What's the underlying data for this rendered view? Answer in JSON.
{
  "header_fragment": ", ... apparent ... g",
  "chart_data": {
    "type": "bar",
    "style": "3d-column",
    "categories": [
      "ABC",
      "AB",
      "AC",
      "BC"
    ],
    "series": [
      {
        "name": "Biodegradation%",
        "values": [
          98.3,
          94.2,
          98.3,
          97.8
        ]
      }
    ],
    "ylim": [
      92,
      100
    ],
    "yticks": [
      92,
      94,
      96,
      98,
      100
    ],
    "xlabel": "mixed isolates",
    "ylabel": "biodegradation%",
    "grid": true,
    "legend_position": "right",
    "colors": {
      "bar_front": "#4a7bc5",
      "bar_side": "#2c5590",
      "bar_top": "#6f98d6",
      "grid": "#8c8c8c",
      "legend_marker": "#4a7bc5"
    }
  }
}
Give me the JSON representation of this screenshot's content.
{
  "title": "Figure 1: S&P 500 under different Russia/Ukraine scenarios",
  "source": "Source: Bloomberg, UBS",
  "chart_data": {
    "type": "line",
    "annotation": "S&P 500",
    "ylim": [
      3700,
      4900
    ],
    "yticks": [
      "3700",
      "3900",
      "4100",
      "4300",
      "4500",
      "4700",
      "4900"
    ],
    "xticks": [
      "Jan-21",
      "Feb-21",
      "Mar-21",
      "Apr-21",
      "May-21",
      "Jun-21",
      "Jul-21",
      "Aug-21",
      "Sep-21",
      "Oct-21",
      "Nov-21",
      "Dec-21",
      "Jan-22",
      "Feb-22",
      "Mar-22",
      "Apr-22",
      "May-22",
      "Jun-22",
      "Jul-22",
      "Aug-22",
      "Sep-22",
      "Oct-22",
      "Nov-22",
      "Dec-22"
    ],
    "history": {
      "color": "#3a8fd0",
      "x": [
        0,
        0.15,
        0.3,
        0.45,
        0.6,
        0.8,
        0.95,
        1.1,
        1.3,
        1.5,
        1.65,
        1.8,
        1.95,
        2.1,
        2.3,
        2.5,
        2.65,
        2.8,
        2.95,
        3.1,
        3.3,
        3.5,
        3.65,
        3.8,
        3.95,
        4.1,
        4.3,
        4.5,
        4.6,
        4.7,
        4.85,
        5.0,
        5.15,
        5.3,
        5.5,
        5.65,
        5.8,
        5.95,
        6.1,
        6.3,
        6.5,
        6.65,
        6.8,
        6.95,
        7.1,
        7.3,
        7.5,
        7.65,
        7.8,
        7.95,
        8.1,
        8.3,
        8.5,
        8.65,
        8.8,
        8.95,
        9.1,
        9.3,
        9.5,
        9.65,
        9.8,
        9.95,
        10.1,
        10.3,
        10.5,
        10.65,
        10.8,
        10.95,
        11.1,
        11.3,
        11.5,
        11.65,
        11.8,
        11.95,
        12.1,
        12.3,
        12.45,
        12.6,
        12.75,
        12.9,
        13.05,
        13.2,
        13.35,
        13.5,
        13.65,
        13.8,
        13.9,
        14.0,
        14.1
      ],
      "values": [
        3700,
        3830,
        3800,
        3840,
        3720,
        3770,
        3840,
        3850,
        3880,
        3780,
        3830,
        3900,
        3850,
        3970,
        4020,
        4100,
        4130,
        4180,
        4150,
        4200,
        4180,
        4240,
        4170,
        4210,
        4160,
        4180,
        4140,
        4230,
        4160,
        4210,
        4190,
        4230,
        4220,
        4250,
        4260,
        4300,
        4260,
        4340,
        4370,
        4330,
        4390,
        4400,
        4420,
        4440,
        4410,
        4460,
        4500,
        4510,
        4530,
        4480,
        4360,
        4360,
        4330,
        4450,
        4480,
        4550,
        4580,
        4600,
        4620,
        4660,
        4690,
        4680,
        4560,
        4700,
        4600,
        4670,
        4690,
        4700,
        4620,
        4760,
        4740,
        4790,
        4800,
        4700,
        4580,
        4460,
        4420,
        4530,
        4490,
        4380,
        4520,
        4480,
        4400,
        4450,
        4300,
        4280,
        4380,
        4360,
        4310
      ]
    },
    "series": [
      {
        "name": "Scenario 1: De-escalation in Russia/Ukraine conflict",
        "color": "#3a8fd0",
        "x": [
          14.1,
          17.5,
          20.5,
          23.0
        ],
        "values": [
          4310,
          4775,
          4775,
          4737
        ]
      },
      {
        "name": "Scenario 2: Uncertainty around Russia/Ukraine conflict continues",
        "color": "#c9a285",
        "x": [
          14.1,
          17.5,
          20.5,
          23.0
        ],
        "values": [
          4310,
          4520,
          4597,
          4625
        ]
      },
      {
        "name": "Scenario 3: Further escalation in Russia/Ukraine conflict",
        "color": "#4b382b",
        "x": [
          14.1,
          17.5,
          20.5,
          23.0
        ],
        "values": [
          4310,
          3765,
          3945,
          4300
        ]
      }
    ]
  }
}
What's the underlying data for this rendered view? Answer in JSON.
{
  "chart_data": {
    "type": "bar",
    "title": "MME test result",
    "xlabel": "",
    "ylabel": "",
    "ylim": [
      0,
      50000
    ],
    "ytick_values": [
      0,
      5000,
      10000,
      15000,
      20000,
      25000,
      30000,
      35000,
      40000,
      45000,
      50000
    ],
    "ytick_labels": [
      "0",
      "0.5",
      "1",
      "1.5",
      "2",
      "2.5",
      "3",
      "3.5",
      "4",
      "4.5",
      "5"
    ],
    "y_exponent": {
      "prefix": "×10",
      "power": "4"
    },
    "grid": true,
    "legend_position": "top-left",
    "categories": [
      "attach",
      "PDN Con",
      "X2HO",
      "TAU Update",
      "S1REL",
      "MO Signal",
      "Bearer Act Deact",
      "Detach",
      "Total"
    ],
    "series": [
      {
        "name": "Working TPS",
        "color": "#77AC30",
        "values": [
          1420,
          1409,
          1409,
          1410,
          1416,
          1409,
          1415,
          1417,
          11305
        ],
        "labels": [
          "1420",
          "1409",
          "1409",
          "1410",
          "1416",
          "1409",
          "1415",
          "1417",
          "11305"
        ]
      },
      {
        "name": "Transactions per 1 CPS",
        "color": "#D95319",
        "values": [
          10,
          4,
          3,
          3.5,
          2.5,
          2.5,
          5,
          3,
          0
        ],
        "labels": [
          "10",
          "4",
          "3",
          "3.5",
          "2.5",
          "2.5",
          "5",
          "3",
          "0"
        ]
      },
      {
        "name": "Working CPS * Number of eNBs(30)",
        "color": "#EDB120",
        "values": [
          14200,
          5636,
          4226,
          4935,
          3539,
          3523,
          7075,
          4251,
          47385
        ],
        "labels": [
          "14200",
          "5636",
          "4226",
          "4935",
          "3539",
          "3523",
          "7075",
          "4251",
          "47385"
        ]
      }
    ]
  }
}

*****

Requirements -> From the data above, gather every line that includes the word "Russia".

Worked solution ->
  "title": "Figure 1: S&P 500 under different Russia/Ukraine scenarios",
        "name": "Scenario 1: De-escalation in Russia/Ukraine conflict",
        "name": "Scenario 2: Uncertainty around Russia/Ukraine conflict continues",
        "name": "Scenario 3: Further escalation in Russia/Ukraine conflict",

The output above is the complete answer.